Required work>
Write the data out again, character for character, with no images.

Records from a collection of figures>
────────────────────

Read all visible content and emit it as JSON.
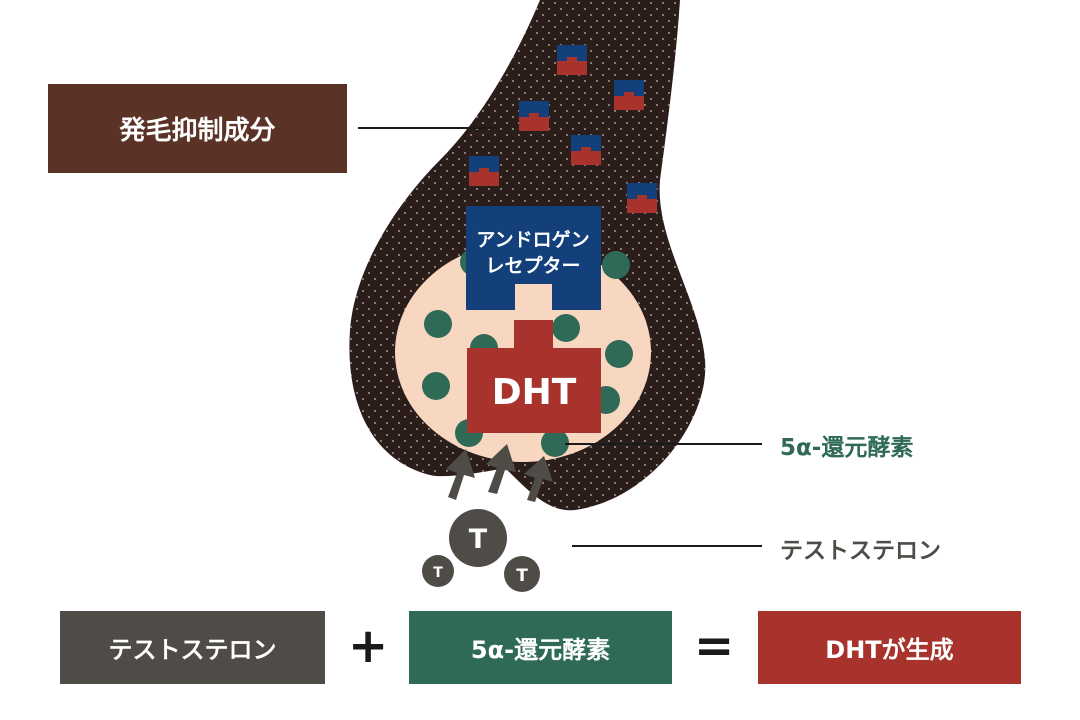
{
  "labels": {
    "hair_loss_inhibitor": "発毛抑制成分",
    "enzyme": "5α-還元酵素",
    "testosterone": "テストステロン"
  },
  "receptor": {
    "line1": "アンドロゲン",
    "line2": "レセプター"
  },
  "dht": "DHT",
  "t_mark": "T",
  "equation": {
    "term1": "テストステロン",
    "plus": "+",
    "term2": "5α-還元酵素",
    "equals": "=",
    "result": "DHTが生成"
  },
  "colors": {
    "follicle": "#2a1d1a",
    "dermal_papilla": "#f7d7bf",
    "receptor": "#13407a",
    "dht": "#a8332d",
    "enzyme": "#2f6a57",
    "testosterone": "#4f4c47",
    "brown_box": "#5b3226"
  },
  "icons": {
    "arrow": "up-arrow-icon"
  }
}
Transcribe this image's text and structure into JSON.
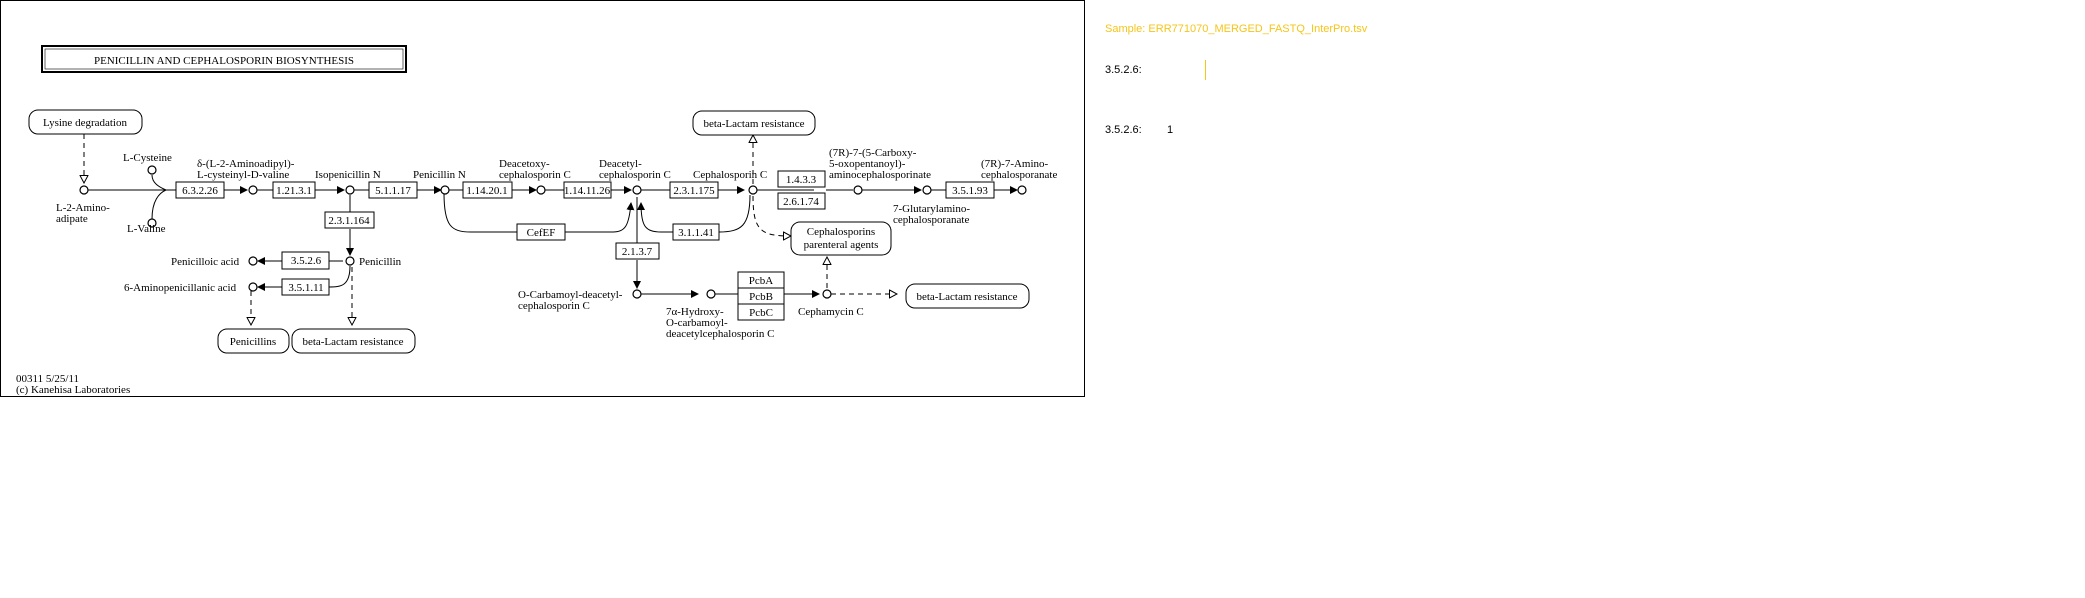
{
  "map": {
    "title": "PENICILLIN AND CEPHALOSPORIN BIOSYNTHESIS",
    "footer_id": "00311 5/25/11",
    "footer_copyright": "(c) Kanehisa Laboratories",
    "highlight_color": "#f5d742",
    "maps": {
      "lysine_degradation": "Lysine degradation",
      "beta_lactam_top": "beta-Lactam resistance",
      "ceph_parenteral_1": "Cephalosporins",
      "ceph_parenteral_2": "parenteral agents",
      "beta_lactam_right": "beta-Lactam resistance",
      "penicillins": "Penicillins",
      "beta_lactam_bottom": "beta-Lactam resistance"
    },
    "enzymes": {
      "e6_3_2_26": "6.3.2.26",
      "e1_21_3_1": "1.21.3.1",
      "e5_1_1_17": "5.1.1.17",
      "e1_14_20_1": "1.14.20.1",
      "e1_14_11_26": "1.14.11.26",
      "e2_3_1_175": "2.3.1.175",
      "e1_4_3_3": "1.4.3.3",
      "e2_6_1_74": "2.6.1.74",
      "e3_5_1_93": "3.5.1.93",
      "e2_3_1_164": "2.3.1.164",
      "e3_5_2_6": "3.5.2.6",
      "e3_5_1_11": "3.5.1.11",
      "cefEF": "CefEF",
      "e3_1_1_41": "3.1.1.41",
      "e2_1_3_7": "2.1.3.7",
      "pcbA": "PcbA",
      "pcbB": "PcbB",
      "pcbC": "PcbC"
    },
    "compounds": {
      "l2_aminoadipate_1": "L-2-Amino-",
      "l2_aminoadipate_2": "adipate",
      "l_cysteine": "L-Cysteine",
      "l_valine": "L-Valine",
      "acv_1": "δ-(L-2-Aminoadipyl)-",
      "acv_2": "L-cysteinyl-D-valine",
      "isopenicillin_n": "Isopenicillin N",
      "penicillin_n": "Penicillin N",
      "daoc_1": "Deacetoxy-",
      "daoc_2": "cephalosporin C",
      "dac_1": "Deacetyl-",
      "dac_2": "cephalosporin C",
      "ceph_c": "Cephalosporin C",
      "r7_carboxy_1": "(7R)-7-(5-Carboxy-",
      "r7_carboxy_2": "5-oxopentanoyl)-",
      "r7_carboxy_3": "aminocephalosporinate",
      "r7_amino_1": "(7R)-7-Amino-",
      "r7_amino_2": "cephalosporanate",
      "glutaryl_1": "7-Glutarylamino-",
      "glutaryl_2": "cephalosporanate",
      "penicilloic_acid": "Penicilloic acid",
      "penicillin": "Penicillin",
      "aminopenicillanic": "6-Aminopenicillanic acid",
      "ocarb_1": "O-Carbamoyl-deacetyl-",
      "ocarb_2": "cephalosporin C",
      "hydroxy_1": "7α-Hydroxy-",
      "hydroxy_2": "O-carbamoyl-",
      "hydroxy_3": "deacetylcephalosporin C",
      "cephamycin_c": "Cephamycin C"
    }
  },
  "side": {
    "sample_label": "Sample: ERR771070_MERGED_FASTQ_InterPro.tsv",
    "rows": [
      {
        "label": "3.5.2.6:",
        "value": ""
      },
      {
        "label": "3.5.2.6:",
        "value": "1"
      }
    ]
  }
}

────────────────────

Response to the exercise>
Read all visible content and emit it as JSON.
{
  "labels": {
    "hair_loss_inhibitor": "発毛抑制成分",
    "enzyme": "5α-還元酵素",
    "testosterone": "テストステロン"
  },
  "receptor": {
    "line1": "アンドロゲン",
    "line2": "レセプター"
  },
  "dht": "DHT",
  "t_mark": "T",
  "equation": {
    "term1": "テストステロン",
    "plus": "+",
    "term2": "5α-還元酵素",
    "equals": "=",
    "result": "DHTが生成"
  },
  "colors": {
    "follicle": "#2a1d1a",
    "dermal_papilla": "#f7d7bf",
    "receptor": "#13407a",
    "dht": "#a8332d",
    "enzyme": "#2f6a57",
    "testosterone": "#4f4c47",
    "brown_box": "#5b3226"
  },
  "icons": {
    "arrow": "up-arrow-icon"
  }
}
Transcribe this image's text and structure into JSON.
{
  "map": {
    "title": "PENICILLIN AND CEPHALOSPORIN BIOSYNTHESIS",
    "footer_id": "00311 5/25/11",
    "footer_copyright": "(c) Kanehisa Laboratories",
    "highlight_color": "#f5d742",
    "maps": {
      "lysine_degradation": "Lysine degradation",
      "beta_lactam_top": "beta-Lactam resistance",
      "ceph_parenteral_1": "Cephalosporins",
      "ceph_parenteral_2": "parenteral agents",
      "beta_lactam_right": "beta-Lactam resistance",
      "penicillins": "Penicillins",
      "beta_lactam_bottom": "beta-Lactam resistance"
    },
    "enzymes": {
      "e6_3_2_26": "6.3.2.26",
      "e1_21_3_1": "1.21.3.1",
      "e5_1_1_17": "5.1.1.17",
      "e1_14_20_1": "1.14.20.1",
      "e1_14_11_26": "1.14.11.26",
      "e2_3_1_175": "2.3.1.175",
      "e1_4_3_3": "1.4.3.3",
      "e2_6_1_74": "2.6.1.74",
      "e3_5_1_93": "3.5.1.93",
      "e2_3_1_164": "2.3.1.164",
      "e3_5_2_6": "3.5.2.6",
      "e3_5_1_11": "3.5.1.11",
      "cefEF": "CefEF",
      "e3_1_1_41": "3.1.1.41",
      "e2_1_3_7": "2.1.3.7",
      "pcbA": "PcbA",
      "pcbB": "PcbB",
      "pcbC": "PcbC"
    },
    "compounds": {
      "l2_aminoadipate_1": "L-2-Amino-",
      "l2_aminoadipate_2": "adipate",
      "l_cysteine": "L-Cysteine",
      "l_valine": "L-Valine",
      "acv_1": "δ-(L-2-Aminoadipyl)-",
      "acv_2": "L-cysteinyl-D-valine",
      "isopenicillin_n": "Isopenicillin N",
      "penicillin_n": "Penicillin N",
      "daoc_1": "Deacetoxy-",
      "daoc_2": "cephalosporin C",
      "dac_1": "Deacetyl-",
      "dac_2": "cephalosporin C",
      "ceph_c": "Cephalosporin C",
      "r7_carboxy_1": "(7R)-7-(5-Carboxy-",
      "r7_carboxy_2": "5-oxopentanoyl)-",
      "r7_carboxy_3": "aminocephalosporinate",
      "r7_amino_1": "(7R)-7-Amino-",
      "r7_amino_2": "cephalosporanate",
      "glutaryl_1": "7-Glutarylamino-",
      "glutaryl_2": "cephalosporanate",
      "penicilloic_acid": "Penicilloic acid",
      "penicillin": "Penicillin",
      "aminopenicillanic": "6-Aminopenicillanic acid",
      "ocarb_1": "O-Carbamoyl-deacetyl-",
      "ocarb_2": "cephalosporin C",
      "hydroxy_1": "7α-Hydroxy-",
      "hydroxy_2": "O-carbamoyl-",
      "hydroxy_3": "deacetylcephalosporin C",
      "cephamycin_c": "Cephamycin C"
    }
  },
  "side": {
    "sample_label": "Sample: ERR771070_MERGED_FASTQ_InterPro.tsv",
    "rows": [
      {
        "label": "3.5.2.6:",
        "value": ""
      },
      {
        "label": "3.5.2.6:",
        "value": "1"
      }
    ]
  }
}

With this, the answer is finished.